**TASK TO CARRY OUT**
Below is a set of records. Repeat all of them exactly.

**TASK MATERIAL**
--------------------------------

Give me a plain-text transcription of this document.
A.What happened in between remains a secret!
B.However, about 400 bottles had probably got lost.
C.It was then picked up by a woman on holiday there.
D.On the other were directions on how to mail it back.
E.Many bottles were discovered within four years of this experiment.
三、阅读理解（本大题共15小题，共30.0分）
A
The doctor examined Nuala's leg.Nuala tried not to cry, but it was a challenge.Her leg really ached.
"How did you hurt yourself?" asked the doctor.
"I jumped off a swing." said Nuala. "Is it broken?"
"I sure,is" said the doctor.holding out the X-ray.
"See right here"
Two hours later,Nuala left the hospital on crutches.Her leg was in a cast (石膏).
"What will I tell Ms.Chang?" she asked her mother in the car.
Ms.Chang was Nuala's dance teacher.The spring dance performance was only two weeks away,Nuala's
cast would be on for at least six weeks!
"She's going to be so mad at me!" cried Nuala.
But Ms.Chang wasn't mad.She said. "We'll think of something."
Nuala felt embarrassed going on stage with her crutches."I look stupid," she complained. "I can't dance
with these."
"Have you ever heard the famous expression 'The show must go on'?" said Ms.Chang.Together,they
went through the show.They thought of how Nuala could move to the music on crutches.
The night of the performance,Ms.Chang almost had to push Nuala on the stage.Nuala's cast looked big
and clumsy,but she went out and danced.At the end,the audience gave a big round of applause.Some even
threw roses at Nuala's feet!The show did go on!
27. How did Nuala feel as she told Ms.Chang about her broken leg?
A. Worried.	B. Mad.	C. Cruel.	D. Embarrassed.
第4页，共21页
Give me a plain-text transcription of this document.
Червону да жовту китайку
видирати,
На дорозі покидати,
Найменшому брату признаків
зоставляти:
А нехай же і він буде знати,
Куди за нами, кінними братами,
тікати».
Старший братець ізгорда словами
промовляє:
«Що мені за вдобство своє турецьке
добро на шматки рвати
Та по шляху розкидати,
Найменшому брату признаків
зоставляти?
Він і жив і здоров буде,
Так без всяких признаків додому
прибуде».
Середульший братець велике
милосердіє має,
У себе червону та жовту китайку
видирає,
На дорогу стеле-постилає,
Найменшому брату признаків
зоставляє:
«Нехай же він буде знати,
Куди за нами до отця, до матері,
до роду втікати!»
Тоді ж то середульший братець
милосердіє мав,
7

--------------------------------

**SOLUTION TO THIS EXERCISE**
Give me a plain-text transcription of this document.
A.What happened in between remains a secret!
B.However, about 400 bottles had probably got lost.
C.It was then picked up by a woman on holiday there.
D.On the other were directions on how to mail it back.
E.Many bottles were discovered within four years of this experiment.
三、阅读理解（本大题共15小题，共30.0分）
A
The doctor examined Nuala's leg.Nuala tried not to cry, but it was a challenge.Her leg really ached.
"How did you hurt yourself?" asked the doctor.
"I jumped off a swing." said Nuala. "Is it broken?"
"I sure,is" said the doctor.holding out the X-ray.
"See right here"
Two hours later,Nuala left the hospital on crutches.Her leg was in a cast (石膏).
"What will I tell Ms.Chang?" she asked her mother in the car.
Ms.Chang was Nuala's dance teacher.The spring dance performance was only two weeks away,Nuala's
cast would be on for at least six weeks!
"She's going to be so mad at me!" cried Nuala.
But Ms.Chang wasn't mad.She said. "We'll think of something."
Nuala felt embarrassed going on stage with her crutches."I look stupid," she complained. "I can't dance
with these."
"Have you ever heard the famous expression 'The show must go on'?" said Ms.Chang.Together,they
went through the show.They thought of how Nuala could move to the music on crutches.
The night of the performance,Ms.Chang almost had to push Nuala on the stage.Nuala's cast looked big
and clumsy,but she went out and danced.At the end,the audience gave a big round of applause.Some even
threw roses at Nuala's feet!The show did go on!
27. How did Nuala feel as she told Ms.Chang about her broken leg?
A. Worried.	B. Mad.	C. Cruel.	D. Embarrassed.
第4页，共21页
Give me a plain-text transcription of this document.
Червону да жовту китайку
видирати,
На дорозі покидати,
Найменшому брату признаків
зоставляти:
А нехай же і він буде знати,
Куди за нами, кінними братами,
тікати».
Старший братець ізгорда словами
промовляє:
«Що мені за вдобство своє турецьке
добро на шматки рвати
Та по шляху розкидати,
Найменшому брату признаків
зоставляти?
Він і жив і здоров буде,
Так без всяких признаків додому
прибуде».
Середульший братець велике
милосердіє має,
У себе червону та жовту китайку
видирає,
На дорогу стеле-постилає,
Найменшому брату признаків
зоставляє:
«Нехай же він буде знати,
Куди за нами до отця, до матері,
до роду втікати!»
Тоді ж то середульший братець
милосердіє мав,
7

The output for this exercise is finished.